**WRITTEN PROBLEM**
Please count the lines below that contain the word "title", and reply with that number alone.

===

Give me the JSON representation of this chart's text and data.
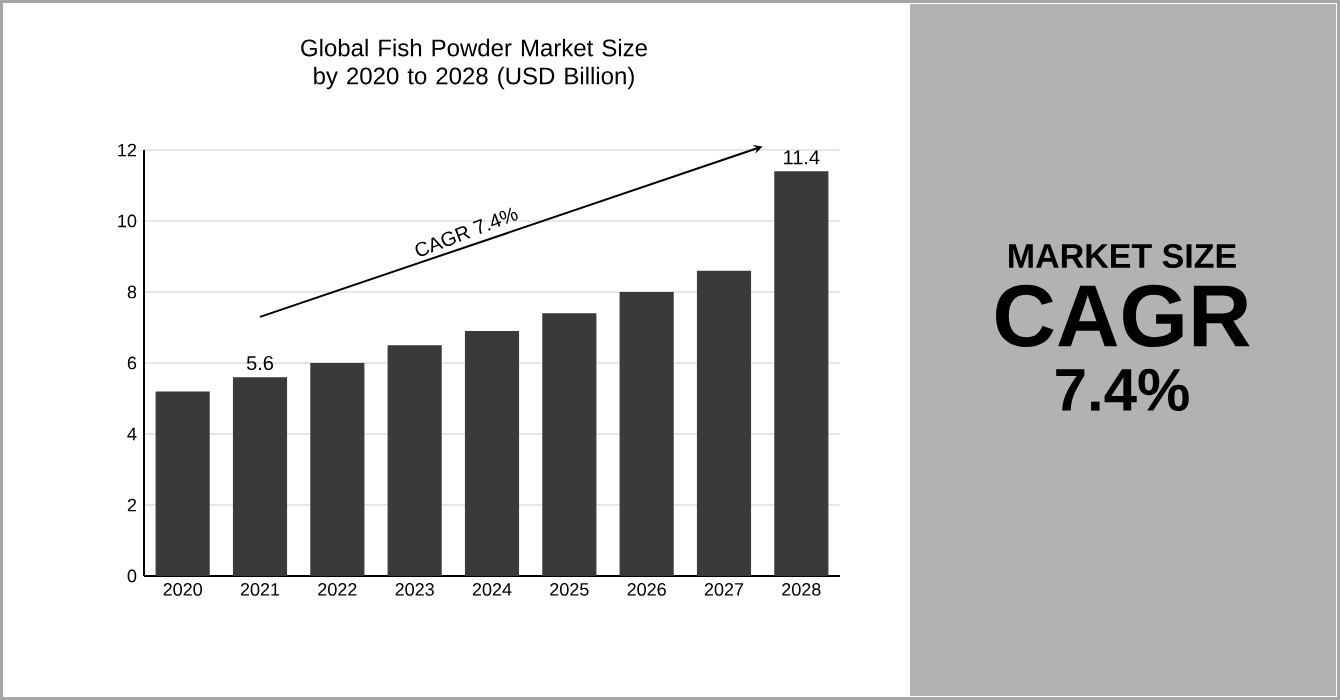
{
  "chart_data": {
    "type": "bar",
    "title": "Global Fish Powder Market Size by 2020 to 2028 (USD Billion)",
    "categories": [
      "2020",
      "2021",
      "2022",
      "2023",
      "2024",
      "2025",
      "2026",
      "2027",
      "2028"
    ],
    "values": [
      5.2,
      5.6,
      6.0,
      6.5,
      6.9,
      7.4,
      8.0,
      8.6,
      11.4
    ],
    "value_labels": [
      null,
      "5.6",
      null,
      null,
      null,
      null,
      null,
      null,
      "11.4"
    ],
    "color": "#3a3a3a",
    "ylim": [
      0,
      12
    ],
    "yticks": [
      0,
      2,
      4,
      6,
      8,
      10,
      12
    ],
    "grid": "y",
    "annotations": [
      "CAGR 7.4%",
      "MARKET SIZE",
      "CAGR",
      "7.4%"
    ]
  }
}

===

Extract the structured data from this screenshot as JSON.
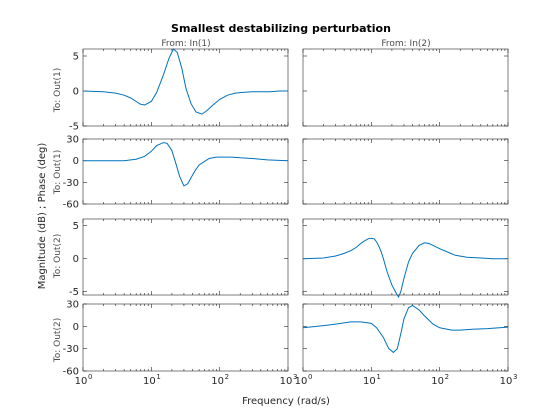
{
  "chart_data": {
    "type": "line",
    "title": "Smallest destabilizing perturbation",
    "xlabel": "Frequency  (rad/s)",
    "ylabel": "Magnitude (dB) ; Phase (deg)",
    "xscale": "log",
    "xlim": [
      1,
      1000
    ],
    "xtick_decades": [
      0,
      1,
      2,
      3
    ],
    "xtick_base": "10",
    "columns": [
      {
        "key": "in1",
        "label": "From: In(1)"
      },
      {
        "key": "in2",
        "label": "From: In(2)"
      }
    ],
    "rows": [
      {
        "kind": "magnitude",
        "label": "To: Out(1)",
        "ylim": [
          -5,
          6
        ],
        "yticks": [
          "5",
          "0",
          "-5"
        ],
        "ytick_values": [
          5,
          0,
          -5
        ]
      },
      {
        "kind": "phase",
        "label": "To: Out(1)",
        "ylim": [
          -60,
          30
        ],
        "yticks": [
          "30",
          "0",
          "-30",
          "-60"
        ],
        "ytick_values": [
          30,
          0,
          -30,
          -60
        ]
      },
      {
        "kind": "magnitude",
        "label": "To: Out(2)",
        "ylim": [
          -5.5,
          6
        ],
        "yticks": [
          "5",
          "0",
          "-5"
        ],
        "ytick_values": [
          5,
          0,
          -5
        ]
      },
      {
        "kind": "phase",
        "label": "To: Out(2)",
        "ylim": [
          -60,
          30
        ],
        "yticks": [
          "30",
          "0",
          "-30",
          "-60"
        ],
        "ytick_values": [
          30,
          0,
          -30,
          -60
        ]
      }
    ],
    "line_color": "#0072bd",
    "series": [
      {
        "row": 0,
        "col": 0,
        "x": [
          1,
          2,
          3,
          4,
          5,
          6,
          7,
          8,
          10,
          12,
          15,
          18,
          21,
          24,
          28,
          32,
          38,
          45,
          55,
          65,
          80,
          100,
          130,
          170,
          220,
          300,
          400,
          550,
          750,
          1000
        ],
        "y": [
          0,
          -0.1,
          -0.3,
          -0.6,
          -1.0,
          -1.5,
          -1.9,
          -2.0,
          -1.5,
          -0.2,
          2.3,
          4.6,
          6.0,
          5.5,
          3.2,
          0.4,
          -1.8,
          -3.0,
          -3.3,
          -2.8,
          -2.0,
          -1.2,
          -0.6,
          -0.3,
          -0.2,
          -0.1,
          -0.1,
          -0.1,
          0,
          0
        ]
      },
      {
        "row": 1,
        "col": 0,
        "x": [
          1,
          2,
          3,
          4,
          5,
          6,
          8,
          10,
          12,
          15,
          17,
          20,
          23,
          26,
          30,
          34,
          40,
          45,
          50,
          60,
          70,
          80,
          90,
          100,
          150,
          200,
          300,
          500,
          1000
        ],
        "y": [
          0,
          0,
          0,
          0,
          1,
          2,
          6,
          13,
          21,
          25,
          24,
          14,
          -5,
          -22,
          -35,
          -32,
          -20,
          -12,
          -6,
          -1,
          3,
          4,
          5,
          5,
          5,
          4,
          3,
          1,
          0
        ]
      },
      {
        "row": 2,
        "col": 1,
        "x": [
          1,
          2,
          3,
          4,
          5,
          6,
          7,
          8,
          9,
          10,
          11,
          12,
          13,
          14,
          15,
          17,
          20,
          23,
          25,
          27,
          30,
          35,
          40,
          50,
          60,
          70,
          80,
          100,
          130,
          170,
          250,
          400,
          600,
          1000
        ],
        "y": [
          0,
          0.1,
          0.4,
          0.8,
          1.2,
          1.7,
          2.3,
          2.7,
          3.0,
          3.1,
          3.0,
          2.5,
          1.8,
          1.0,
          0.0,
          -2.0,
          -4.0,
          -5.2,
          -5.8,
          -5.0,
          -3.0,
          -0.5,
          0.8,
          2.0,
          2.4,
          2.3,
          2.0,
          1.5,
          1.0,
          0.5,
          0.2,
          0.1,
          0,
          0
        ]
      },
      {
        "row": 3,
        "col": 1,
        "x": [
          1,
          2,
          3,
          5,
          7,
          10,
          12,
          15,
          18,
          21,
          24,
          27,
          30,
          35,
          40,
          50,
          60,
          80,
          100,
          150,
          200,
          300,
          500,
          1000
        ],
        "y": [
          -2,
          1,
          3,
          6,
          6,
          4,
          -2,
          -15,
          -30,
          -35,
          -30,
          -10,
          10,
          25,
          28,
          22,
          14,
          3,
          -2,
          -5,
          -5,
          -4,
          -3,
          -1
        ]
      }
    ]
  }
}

===

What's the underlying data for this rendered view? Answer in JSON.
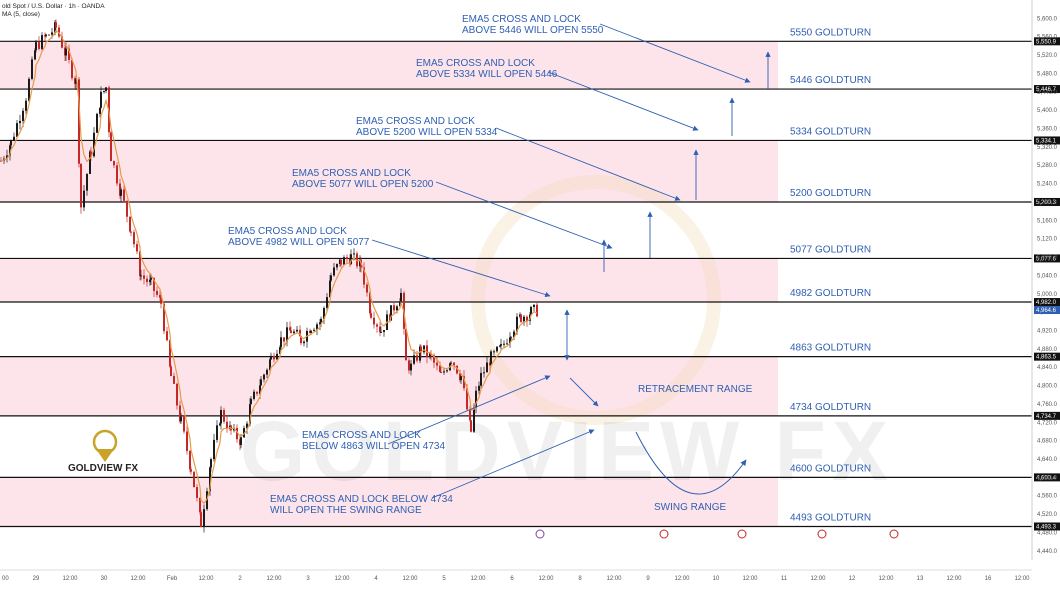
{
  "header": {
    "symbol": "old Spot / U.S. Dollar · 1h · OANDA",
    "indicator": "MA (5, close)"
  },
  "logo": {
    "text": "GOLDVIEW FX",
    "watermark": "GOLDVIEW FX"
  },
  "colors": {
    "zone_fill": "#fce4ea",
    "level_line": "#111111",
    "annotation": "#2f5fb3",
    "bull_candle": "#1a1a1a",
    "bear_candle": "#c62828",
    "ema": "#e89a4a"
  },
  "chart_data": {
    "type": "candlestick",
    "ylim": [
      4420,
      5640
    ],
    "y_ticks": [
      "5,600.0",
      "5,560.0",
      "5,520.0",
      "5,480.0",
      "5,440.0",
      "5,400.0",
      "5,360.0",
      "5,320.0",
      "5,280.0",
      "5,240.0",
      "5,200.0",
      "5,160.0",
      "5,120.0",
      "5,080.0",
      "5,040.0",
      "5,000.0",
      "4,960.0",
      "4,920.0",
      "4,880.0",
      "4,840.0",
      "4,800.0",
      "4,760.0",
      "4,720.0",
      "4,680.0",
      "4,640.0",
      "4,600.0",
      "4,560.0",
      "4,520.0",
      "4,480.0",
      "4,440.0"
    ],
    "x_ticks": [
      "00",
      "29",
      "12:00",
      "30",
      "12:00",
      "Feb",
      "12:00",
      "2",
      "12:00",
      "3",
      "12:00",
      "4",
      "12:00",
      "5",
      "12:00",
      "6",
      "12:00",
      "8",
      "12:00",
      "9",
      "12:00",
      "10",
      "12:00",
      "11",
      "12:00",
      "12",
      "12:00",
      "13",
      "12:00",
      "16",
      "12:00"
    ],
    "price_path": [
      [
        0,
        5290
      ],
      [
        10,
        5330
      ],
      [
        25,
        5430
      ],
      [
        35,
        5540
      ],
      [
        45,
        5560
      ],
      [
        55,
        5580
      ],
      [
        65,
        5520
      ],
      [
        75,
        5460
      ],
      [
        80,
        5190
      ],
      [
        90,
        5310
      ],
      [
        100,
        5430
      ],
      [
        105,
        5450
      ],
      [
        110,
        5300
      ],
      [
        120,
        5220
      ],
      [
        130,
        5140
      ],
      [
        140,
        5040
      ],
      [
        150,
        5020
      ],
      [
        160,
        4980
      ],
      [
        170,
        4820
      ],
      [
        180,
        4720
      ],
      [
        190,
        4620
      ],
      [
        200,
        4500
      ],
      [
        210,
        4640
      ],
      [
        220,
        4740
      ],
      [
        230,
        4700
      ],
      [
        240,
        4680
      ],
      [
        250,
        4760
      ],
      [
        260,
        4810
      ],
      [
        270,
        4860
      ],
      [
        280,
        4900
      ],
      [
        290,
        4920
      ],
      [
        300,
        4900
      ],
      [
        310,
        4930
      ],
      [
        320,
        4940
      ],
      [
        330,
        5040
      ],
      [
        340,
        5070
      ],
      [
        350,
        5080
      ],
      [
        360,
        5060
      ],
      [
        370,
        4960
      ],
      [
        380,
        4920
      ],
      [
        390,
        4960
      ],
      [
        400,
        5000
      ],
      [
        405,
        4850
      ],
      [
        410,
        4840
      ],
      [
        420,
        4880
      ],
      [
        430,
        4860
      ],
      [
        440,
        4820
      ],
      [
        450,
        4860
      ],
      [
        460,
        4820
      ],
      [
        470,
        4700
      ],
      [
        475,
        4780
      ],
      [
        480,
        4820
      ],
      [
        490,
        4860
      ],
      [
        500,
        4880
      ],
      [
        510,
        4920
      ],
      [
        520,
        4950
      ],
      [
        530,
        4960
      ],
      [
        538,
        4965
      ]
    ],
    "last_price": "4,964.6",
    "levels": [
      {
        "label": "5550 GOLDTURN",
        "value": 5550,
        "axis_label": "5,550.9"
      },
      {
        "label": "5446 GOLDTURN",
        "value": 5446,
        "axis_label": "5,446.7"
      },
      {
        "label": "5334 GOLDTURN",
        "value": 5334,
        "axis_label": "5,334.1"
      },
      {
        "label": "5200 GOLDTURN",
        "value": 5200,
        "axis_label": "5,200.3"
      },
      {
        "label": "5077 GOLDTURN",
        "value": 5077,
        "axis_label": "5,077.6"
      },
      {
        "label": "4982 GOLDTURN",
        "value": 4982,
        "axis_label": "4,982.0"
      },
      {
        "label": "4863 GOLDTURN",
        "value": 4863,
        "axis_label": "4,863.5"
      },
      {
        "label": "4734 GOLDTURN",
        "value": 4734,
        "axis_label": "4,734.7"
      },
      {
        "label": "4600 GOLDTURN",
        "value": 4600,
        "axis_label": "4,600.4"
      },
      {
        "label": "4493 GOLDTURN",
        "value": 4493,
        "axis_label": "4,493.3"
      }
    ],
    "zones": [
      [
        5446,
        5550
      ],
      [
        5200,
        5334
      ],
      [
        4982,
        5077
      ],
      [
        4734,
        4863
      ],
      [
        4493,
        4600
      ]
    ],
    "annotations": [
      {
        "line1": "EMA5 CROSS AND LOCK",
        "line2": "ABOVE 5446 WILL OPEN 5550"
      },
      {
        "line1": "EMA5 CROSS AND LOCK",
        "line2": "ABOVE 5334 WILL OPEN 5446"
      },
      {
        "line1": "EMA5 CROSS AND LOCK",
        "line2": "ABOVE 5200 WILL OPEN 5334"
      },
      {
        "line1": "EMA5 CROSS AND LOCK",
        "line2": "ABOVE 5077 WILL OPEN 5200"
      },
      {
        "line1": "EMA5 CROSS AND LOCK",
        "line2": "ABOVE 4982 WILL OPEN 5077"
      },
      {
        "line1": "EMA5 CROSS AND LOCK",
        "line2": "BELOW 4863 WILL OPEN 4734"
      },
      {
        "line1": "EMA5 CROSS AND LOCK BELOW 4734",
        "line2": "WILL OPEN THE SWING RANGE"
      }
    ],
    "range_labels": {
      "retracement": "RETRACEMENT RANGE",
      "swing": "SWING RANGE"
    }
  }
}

===

**FINAL ANSWER**
2